◆ **YOUR INSTRUCTIONS**:
From the text on Shaw's Farfetched Fables, list every activity named in the parentheses after "by contact experience".

◆ **SELECTED EXTRACT**:
--------------------------------

Farfetched Fables (1948) is a collection of six short plays by George Bernard Shaw in which he outlines several of his most idiosyncratic personal ideas. The fables are preceded by a long preface. The ideas in the plays and the preface have been called the "violent unabashed prejudices of an eccentric".

Shaw intended to produce a series of plays summing up his own most unfashionable and unpopular ideas. The result is summed up by Archibald Henderson as a hodge-podge of utopian, puritanical and authoritarian concepts:

In his latter years, Shaw appears to have taken seriously some of the fantastic ideas he had conceived in the writing of imaginative literature; and these fancies hardened with the years into fixed convictions:the ultimate redemption of mankind on earth from the burden of the flesh and the ills that flesh is heir to, the elimination of sexual relations and the universal adoption of artificial insemination, the thoroughgoing reorganization of education with the all-embracing tenet of learning by doing, appreciating literature, art, music, sculpture, architecture, by contact experience (reading, seeing, hearing, painting, drawing, sculpting, building), the elimination by gas asphyxiation of the demonstrably immoral and incurably criminal, the extension of the extreme life span roughly from one century to three centuries, elimination of dependence upon food and learning to live on air and water alone, the rewriting of the Prayer Book of the Church of England, the revision of the Scriptures in order to reconcile the irrational dichotomy of the Deity, seen in two separate images in Old and New Testaments, abolition of the party system, expanding the civil service to embrace the highest offices up to and including the Prime Minister, and many other proposals, particularly the devising of a new alphabet--which are, by an incalculable multitude, irrevocably rejected as fads and follies, quirks and crotchets, fancies and fantasies.

The plays take the form of five dialogues and one monologue in which the various topics are discussed.

In the first fable, set shortly after World War II, a Jewish chemist decides that the atomic bomb is too clumsy a weapon, and invents a form of poison gas that is lighter than air.

In the second fable the British government refuses to buy the gas, so the scientist sells it to South Africa, which uses it on London. British politicians are discussing the ways South Africa has been using the gas, but find themselves being eliminated by it. These events unleash a "dark age".

In the third fable, set in a socialist society of the future, scientists have developed techniques to exactly measure human capabilities. Two subjects are tested in the Anthropometric Laboratory by members of the "Upper Ten", a ruling elite. Social status is determined by these scientific tests. Those who are "dangerous and incorrigable" are liquidated.

--------------------------------

Element and coordinate records:
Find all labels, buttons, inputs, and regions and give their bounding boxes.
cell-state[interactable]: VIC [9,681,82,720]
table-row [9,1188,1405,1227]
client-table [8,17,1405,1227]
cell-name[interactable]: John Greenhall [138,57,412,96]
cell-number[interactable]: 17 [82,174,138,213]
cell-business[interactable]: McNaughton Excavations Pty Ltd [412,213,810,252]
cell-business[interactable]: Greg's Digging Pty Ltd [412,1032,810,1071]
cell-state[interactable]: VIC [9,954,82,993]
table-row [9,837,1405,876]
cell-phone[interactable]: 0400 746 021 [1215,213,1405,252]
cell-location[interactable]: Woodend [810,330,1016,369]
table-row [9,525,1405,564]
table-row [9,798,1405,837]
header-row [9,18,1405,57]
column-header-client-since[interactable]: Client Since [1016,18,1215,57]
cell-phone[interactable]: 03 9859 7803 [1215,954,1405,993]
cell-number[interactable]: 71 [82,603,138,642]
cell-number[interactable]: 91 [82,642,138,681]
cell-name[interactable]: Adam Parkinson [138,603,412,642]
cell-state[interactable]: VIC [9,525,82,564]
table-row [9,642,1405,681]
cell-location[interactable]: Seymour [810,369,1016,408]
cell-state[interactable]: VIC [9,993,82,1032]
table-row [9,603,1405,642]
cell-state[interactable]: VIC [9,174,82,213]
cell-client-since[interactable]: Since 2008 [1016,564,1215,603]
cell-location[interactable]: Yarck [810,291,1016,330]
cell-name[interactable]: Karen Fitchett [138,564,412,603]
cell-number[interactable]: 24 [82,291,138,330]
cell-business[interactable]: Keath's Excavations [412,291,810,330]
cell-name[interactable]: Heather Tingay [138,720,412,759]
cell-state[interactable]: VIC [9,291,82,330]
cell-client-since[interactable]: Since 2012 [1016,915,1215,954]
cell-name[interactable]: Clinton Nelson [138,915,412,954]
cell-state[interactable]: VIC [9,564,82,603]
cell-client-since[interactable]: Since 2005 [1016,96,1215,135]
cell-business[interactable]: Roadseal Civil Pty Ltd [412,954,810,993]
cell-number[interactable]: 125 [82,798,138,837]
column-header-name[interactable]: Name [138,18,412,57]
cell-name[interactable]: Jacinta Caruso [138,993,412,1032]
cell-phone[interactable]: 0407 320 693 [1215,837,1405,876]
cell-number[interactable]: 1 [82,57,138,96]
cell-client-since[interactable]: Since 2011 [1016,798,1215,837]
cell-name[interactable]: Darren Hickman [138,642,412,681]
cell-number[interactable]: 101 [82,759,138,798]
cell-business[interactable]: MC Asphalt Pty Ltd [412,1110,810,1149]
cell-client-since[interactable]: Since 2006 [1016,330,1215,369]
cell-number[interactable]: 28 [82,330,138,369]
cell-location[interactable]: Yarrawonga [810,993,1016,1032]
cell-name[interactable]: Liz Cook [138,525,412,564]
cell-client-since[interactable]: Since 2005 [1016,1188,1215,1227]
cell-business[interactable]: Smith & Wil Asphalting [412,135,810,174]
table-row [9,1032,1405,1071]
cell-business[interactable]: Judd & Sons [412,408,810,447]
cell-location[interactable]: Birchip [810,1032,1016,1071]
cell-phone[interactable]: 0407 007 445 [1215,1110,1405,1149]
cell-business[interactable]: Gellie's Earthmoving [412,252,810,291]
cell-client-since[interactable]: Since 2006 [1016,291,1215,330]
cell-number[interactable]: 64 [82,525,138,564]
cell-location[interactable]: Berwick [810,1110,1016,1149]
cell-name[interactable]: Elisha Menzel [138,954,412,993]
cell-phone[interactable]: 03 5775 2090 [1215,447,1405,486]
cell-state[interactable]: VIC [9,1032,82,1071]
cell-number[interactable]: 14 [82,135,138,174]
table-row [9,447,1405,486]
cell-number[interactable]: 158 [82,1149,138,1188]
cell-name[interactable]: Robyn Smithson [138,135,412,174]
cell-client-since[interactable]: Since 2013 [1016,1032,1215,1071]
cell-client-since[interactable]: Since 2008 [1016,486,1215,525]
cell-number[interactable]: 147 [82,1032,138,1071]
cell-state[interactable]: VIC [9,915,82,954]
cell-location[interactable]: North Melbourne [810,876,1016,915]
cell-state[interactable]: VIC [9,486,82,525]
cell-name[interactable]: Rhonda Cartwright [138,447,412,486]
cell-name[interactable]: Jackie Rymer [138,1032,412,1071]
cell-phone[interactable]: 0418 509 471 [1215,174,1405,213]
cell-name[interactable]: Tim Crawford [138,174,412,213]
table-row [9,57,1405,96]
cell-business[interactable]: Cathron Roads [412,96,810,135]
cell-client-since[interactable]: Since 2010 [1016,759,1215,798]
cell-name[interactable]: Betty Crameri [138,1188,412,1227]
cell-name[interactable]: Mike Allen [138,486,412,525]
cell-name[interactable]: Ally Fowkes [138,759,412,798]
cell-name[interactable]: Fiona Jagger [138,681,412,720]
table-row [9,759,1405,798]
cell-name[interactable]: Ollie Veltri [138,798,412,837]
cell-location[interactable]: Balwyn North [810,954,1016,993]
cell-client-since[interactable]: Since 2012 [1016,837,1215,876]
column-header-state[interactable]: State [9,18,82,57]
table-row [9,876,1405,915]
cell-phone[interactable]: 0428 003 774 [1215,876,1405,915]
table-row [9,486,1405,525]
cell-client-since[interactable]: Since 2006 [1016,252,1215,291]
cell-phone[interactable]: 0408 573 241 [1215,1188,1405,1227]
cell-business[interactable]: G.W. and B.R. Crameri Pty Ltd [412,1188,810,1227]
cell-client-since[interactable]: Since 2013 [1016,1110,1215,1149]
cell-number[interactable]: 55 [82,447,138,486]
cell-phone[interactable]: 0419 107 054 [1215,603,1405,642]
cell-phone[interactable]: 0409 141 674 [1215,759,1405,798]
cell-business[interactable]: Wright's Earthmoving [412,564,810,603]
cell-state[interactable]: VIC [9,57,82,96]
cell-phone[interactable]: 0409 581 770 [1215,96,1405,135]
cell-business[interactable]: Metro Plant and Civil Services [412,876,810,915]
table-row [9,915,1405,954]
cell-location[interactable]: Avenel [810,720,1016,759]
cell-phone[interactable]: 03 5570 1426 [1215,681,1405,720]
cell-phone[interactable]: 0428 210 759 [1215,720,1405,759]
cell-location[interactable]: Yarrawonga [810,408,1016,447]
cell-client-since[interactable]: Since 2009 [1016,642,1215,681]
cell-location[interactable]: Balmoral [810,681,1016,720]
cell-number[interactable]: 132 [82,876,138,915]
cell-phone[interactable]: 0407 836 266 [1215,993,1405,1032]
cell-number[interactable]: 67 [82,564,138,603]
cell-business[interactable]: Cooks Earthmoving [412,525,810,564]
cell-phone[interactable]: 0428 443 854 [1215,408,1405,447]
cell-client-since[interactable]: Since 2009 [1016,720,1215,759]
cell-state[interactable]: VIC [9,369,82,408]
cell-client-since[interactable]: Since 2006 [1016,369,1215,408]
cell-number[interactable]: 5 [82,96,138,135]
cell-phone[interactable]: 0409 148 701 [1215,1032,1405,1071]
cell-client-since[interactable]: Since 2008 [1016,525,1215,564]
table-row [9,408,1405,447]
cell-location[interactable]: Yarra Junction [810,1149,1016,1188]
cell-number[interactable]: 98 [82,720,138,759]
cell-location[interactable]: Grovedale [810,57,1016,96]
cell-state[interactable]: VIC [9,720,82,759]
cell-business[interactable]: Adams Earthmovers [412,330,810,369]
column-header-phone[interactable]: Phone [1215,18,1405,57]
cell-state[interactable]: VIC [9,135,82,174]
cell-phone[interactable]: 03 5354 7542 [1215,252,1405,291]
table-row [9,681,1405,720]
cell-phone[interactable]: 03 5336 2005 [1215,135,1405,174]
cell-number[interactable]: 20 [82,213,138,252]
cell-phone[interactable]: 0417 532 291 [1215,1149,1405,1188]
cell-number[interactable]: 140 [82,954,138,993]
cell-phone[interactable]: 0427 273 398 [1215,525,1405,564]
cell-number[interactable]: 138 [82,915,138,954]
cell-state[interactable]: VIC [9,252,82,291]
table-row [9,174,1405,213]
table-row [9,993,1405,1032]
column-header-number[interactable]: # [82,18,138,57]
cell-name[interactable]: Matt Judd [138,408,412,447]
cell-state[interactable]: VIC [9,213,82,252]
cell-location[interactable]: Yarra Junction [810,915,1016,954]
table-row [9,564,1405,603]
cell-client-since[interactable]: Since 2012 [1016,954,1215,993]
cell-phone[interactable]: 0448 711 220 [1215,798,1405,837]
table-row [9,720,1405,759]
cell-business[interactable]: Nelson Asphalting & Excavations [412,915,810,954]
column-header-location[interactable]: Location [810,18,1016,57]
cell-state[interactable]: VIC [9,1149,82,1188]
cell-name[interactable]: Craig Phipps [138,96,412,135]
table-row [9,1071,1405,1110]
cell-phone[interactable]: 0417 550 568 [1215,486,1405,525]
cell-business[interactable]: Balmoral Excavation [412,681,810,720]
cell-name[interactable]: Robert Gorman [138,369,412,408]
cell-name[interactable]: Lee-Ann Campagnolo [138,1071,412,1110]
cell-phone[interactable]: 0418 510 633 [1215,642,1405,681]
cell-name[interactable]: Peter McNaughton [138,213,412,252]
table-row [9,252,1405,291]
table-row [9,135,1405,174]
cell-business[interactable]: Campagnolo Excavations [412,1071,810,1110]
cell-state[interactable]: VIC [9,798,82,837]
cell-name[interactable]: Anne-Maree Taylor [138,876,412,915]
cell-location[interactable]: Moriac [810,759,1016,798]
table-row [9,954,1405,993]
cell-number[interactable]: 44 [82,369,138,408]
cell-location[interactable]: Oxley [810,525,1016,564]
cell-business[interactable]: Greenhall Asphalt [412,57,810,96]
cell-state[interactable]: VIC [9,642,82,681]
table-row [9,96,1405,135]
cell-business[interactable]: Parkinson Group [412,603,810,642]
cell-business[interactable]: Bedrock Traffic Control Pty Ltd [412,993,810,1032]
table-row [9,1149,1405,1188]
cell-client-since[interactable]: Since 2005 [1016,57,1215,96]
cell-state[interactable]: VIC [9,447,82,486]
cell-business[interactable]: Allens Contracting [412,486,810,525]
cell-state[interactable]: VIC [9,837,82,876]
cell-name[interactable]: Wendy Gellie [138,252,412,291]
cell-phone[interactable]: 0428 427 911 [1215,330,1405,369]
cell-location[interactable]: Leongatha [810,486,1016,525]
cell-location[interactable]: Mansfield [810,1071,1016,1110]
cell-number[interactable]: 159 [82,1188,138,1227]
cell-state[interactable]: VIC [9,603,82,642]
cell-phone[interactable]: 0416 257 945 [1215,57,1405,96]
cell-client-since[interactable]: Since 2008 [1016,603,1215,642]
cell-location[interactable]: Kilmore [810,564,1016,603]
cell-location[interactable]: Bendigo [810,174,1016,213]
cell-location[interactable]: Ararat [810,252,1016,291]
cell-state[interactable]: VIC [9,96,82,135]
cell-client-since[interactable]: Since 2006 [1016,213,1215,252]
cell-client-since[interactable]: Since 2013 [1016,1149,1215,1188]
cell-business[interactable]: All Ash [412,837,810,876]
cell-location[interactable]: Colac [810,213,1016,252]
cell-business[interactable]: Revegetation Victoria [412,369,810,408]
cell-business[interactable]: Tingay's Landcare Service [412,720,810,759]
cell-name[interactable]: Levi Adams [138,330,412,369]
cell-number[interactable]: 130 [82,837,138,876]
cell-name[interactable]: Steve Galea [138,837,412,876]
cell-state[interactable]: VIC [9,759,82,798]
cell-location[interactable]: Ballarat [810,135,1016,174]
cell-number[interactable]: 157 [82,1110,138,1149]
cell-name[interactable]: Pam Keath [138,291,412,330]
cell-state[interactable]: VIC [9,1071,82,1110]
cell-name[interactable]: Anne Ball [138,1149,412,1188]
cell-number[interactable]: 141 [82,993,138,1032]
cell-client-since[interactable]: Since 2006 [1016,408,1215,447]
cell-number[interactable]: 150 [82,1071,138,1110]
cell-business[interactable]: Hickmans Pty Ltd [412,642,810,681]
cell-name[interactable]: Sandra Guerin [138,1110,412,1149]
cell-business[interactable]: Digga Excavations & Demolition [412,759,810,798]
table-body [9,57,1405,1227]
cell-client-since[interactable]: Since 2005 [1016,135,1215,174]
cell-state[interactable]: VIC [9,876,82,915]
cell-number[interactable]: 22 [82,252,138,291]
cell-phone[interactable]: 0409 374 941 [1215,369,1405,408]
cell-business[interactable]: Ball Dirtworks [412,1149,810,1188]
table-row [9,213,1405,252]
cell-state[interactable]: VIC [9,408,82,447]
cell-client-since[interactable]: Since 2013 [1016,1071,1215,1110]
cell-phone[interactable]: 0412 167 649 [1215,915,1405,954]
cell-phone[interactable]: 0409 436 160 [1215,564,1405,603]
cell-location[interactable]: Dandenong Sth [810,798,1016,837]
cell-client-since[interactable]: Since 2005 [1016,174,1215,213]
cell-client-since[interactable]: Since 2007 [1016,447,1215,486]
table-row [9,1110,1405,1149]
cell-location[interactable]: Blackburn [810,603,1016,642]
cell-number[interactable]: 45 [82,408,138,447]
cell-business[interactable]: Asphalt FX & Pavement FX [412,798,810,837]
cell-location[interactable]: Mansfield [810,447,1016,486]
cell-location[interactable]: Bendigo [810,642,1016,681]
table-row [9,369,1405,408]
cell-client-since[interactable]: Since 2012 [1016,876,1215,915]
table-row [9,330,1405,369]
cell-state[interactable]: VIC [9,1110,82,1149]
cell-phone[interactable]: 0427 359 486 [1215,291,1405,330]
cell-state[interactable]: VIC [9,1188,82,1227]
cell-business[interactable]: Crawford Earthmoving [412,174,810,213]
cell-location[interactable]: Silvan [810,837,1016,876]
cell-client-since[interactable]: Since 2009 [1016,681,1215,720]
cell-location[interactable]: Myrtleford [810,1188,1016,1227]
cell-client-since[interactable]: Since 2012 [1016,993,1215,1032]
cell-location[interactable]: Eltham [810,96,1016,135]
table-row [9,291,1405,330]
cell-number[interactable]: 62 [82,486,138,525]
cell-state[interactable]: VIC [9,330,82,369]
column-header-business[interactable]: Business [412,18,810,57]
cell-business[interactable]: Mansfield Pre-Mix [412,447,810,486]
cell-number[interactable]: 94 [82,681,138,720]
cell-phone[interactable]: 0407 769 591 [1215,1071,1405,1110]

--------------------------------

◆ **RESPONSE TO THE EXERCISE**:
reading, seeing, hearing, painting, drawing, sculpting, building